Written problem: All lines featuring the string "Lactate" are to be listed.

# start of Material for this task

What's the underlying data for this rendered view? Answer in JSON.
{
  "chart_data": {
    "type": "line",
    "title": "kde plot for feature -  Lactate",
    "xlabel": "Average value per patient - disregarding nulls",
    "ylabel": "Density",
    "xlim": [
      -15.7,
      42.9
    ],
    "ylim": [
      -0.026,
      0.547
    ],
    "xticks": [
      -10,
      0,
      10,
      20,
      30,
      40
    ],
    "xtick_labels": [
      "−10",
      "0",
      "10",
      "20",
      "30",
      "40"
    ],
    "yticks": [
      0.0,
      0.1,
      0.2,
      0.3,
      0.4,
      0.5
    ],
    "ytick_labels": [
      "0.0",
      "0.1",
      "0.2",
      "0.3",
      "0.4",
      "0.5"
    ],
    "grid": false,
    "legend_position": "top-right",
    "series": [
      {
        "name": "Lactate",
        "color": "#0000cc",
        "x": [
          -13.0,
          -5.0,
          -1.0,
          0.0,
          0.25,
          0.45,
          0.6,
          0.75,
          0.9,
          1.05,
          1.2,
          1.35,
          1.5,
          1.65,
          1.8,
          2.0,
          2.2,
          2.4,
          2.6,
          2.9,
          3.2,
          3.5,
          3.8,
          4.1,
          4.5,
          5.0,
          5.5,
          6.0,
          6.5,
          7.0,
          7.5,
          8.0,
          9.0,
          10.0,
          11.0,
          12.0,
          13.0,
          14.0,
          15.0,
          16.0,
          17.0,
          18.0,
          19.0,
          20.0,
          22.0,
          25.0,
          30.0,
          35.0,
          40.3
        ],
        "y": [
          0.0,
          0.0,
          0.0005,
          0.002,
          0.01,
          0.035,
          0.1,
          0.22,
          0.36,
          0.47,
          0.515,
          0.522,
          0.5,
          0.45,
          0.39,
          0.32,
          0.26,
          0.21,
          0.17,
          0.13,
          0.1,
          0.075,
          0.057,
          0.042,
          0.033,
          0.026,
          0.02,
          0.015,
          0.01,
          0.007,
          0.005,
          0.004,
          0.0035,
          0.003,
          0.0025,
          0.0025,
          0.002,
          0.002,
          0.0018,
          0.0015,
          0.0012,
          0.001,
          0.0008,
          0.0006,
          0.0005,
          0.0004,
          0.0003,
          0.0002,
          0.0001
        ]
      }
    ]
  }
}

# end of Material for this task

Solution below:
    "title": "kde plot for feature -  Lactate",
        "name": "Lactate",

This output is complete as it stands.